Written tasks
• a. In the reflection on the evening prayer below, why is "lodging" called a temporary word? Answer in one to three sentences.
• b. Extend the reflection on the prayer for safe lodging below, picking up after its final sentence.

Extract provided
━━━━
Then in your mercy grant us a safe lodging, and a holy rest, and peace at the last.
Lodging is a temporary word. It's something one does on a journey or a pilgrimage. Not home, but shelter on the way. Yet it is “safe”—a place where the watch is kept and the door is closed gently behind us.
“Holy rest” recalls more than sleep. It evokes the sanctity of the seventh day, the blessing placed on stopping. Not just the cessation of activity, but a stillness that receives us. And finally, “peace at the last”—a quieting of all the things that clamored.
Here, rest is not the reward for having survived life. It is the final form of a relationship, what we are given by mercy.
A Prayer for Those Who Sense the Evening
This prayer resonates with those who have an eye on the western horizon: the aged, the grieving, the tired. But it also is for anyone who feels the cost of life’s fever—the striving, the busyness, the numbering of our days.
━━━━
Dataset entries

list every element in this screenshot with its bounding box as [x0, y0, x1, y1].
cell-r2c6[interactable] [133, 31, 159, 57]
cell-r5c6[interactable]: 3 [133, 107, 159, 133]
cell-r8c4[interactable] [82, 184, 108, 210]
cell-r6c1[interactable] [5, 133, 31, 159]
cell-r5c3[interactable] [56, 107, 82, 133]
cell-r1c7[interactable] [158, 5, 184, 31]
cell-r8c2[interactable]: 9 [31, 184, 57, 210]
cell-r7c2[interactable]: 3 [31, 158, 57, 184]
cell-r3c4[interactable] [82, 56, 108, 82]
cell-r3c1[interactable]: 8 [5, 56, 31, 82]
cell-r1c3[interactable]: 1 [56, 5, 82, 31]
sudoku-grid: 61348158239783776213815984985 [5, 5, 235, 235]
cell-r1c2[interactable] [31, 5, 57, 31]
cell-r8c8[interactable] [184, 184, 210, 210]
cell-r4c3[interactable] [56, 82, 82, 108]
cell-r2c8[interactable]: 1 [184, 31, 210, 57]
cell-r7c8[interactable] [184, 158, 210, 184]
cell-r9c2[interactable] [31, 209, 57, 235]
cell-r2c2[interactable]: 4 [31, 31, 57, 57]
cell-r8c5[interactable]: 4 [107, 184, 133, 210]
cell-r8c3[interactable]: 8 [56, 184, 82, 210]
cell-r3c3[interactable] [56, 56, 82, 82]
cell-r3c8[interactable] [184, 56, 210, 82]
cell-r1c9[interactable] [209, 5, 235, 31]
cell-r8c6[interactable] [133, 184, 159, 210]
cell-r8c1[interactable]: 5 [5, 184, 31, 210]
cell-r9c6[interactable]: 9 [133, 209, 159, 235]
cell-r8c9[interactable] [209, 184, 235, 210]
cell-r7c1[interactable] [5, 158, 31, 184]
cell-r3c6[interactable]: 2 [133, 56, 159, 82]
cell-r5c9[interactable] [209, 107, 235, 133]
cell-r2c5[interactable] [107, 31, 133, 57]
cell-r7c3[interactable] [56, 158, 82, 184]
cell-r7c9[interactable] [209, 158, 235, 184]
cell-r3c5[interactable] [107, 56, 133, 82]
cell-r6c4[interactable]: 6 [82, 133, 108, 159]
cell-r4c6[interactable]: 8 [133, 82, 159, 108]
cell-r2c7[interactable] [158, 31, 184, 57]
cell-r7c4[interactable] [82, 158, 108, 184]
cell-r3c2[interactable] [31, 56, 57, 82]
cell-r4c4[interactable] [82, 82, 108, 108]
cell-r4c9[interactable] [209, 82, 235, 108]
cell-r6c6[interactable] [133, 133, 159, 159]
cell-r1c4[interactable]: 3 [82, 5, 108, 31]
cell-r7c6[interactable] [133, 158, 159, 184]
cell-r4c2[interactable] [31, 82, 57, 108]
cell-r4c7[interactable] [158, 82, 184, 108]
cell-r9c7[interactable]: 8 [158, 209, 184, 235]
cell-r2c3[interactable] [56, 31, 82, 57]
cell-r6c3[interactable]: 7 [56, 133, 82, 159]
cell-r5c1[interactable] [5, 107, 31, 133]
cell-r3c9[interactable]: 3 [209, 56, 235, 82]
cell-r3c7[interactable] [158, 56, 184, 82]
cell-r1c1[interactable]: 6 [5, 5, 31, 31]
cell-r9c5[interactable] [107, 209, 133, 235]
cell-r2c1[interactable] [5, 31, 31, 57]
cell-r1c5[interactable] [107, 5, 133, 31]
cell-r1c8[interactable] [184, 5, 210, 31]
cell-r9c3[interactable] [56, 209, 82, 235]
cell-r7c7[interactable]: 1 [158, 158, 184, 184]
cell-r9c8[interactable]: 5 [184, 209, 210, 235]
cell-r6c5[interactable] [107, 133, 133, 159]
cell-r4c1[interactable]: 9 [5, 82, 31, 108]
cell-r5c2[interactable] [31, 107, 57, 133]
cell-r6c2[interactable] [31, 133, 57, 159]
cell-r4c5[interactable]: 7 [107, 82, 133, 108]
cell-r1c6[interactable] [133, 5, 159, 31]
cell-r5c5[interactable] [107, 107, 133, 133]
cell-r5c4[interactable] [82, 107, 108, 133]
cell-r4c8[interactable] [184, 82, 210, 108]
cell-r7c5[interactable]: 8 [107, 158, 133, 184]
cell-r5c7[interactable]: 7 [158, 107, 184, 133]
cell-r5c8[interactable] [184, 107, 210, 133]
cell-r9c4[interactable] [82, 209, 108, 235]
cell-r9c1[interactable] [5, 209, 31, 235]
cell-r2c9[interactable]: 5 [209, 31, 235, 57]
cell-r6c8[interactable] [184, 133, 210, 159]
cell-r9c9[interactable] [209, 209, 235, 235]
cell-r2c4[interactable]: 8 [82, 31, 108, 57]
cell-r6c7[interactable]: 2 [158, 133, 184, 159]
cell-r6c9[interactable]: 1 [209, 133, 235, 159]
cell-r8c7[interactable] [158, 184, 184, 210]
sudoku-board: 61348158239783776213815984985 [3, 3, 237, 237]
━━━━
Answers for this exercise
• a. Lodging is called temporary because it is something one does on a journey or a pilgrimage. It is not home but shelter on the way.

• b.
It offers a Christian vision of aging and dying in a quiet, almost monastic way. It doesn't dramatize. It lets twilight be twilight. And the God who is always unhurried is asked to be nearby for every step of it.
Living the Prayer
To pray this is to rehearse our ending without dread, using the language of dusk to shape the way we see the day, the way we see even today.
It is a prayer that can teach us to bless the day but not grasp at it, not cling to it.
“Support us all the day long… and peace at the last.”
There is no hurry in this line. But there is a hint of a hand being held out to us.
May this prayer help all of us find a place to live with an eye on the western sunset.